>> begin Records provided

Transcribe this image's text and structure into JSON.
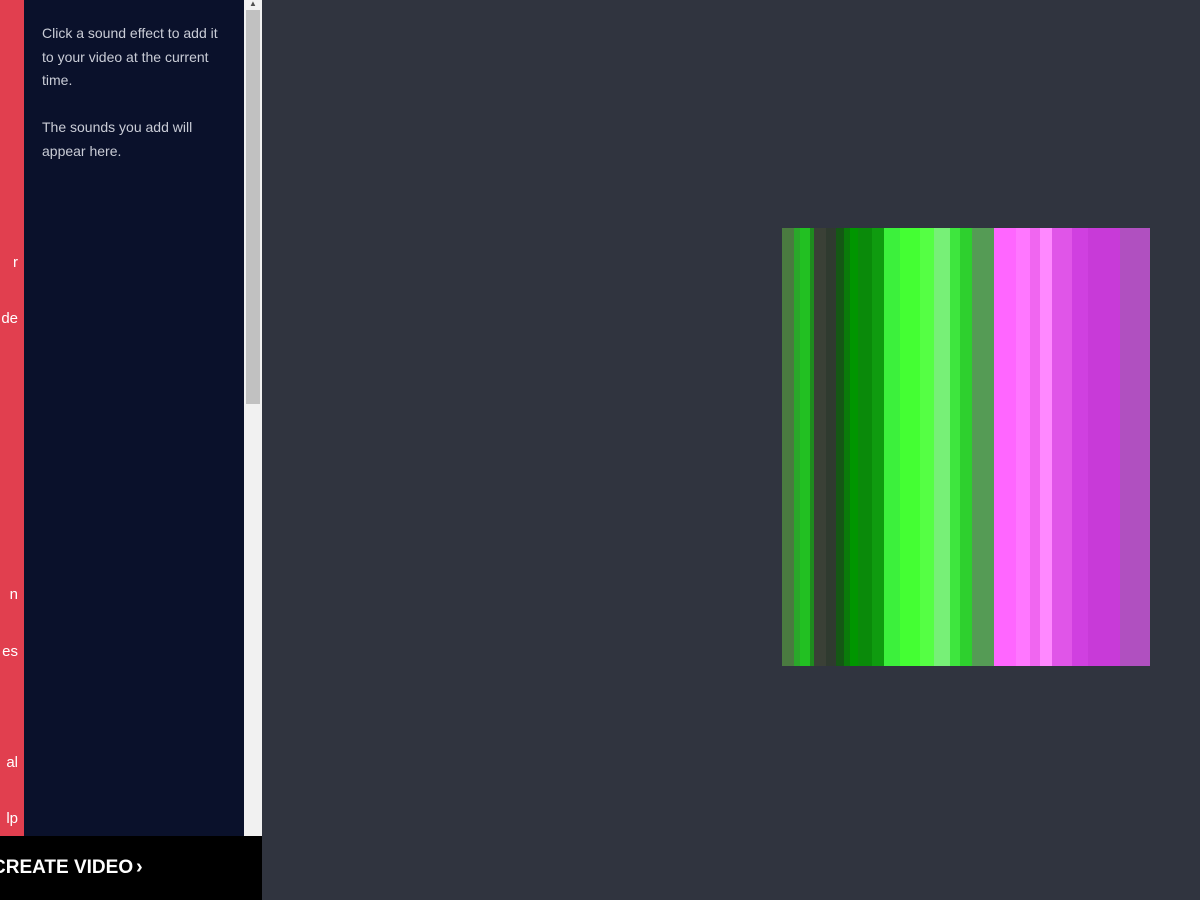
{
  "category_rail": {
    "items": [
      "r",
      "de",
      "",
      "",
      "n",
      "es",
      "al",
      "lp"
    ]
  },
  "sfx_panel": {
    "instruction": "Click a sound effect to add it to your video at the current time.",
    "empty_message": "The sounds you add will appear here."
  },
  "scrollbar": {
    "up_arrow": "▲"
  },
  "footer": {
    "create_label": "CREATE VIDEO",
    "chevron": "›"
  },
  "colors": {
    "rail": "#e13f4f",
    "panel": "#0a112b",
    "preview_bg": "#30343f",
    "footer": "#000000"
  },
  "video_stripes": [
    {
      "color": "#4a7a40"
    },
    {
      "color": "#2aa82a"
    },
    {
      "color": "#22c022"
    },
    {
      "color": "#1e8a1e"
    },
    {
      "color": "#3a4036"
    },
    {
      "color": "#2f3a2f"
    },
    {
      "color": "#145814"
    },
    {
      "color": "#0a7a0a"
    },
    {
      "color": "#009600"
    },
    {
      "color": "#0a8a0a"
    },
    {
      "color": "#0f9b0f"
    },
    {
      "color": "#3cf03c"
    },
    {
      "color": "#44ff33"
    },
    {
      "color": "#55ff44"
    },
    {
      "color": "#77f077"
    },
    {
      "color": "#3ee63e"
    },
    {
      "color": "#2ed02e"
    },
    {
      "color": "#559b55"
    },
    {
      "color": "#ff66ff"
    },
    {
      "color": "#ff77ff"
    },
    {
      "color": "#f066f0"
    },
    {
      "color": "#ff88ff"
    },
    {
      "color": "#e055e8"
    },
    {
      "color": "#d040e0"
    },
    {
      "color": "#c83ad8"
    },
    {
      "color": "#b050c0"
    }
  ]
}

>> end Records provided

== Instruction ==
Copy the data character for character, but drop all pictures from the copy.

== Expected output ==
Transcribe this image's text and structure into JSON.
{
  "category_rail": {
    "items": [
      "r",
      "de",
      "",
      "",
      "n",
      "es",
      "al",
      "lp"
    ]
  },
  "sfx_panel": {
    "instruction": "Click a sound effect to add it to your video at the current time.",
    "empty_message": "The sounds you add will appear here."
  },
  "scrollbar": {
    "up_arrow": "▲"
  },
  "footer": {
    "create_label": "CREATE VIDEO",
    "chevron": "›"
  },
  "colors": {
    "rail": "#e13f4f",
    "panel": "#0a112b",
    "preview_bg": "#30343f",
    "footer": "#000000"
  },
  "video_stripes": [
    {
      "color": "#4a7a40"
    },
    {
      "color": "#2aa82a"
    },
    {
      "color": "#22c022"
    },
    {
      "color": "#1e8a1e"
    },
    {
      "color": "#3a4036"
    },
    {
      "color": "#2f3a2f"
    },
    {
      "color": "#145814"
    },
    {
      "color": "#0a7a0a"
    },
    {
      "color": "#009600"
    },
    {
      "color": "#0a8a0a"
    },
    {
      "color": "#0f9b0f"
    },
    {
      "color": "#3cf03c"
    },
    {
      "color": "#44ff33"
    },
    {
      "color": "#55ff44"
    },
    {
      "color": "#77f077"
    },
    {
      "color": "#3ee63e"
    },
    {
      "color": "#2ed02e"
    },
    {
      "color": "#559b55"
    },
    {
      "color": "#ff66ff"
    },
    {
      "color": "#ff77ff"
    },
    {
      "color": "#f066f0"
    },
    {
      "color": "#ff88ff"
    },
    {
      "color": "#e055e8"
    },
    {
      "color": "#d040e0"
    },
    {
      "color": "#c83ad8"
    },
    {
      "color": "#b050c0"
    }
  ]
}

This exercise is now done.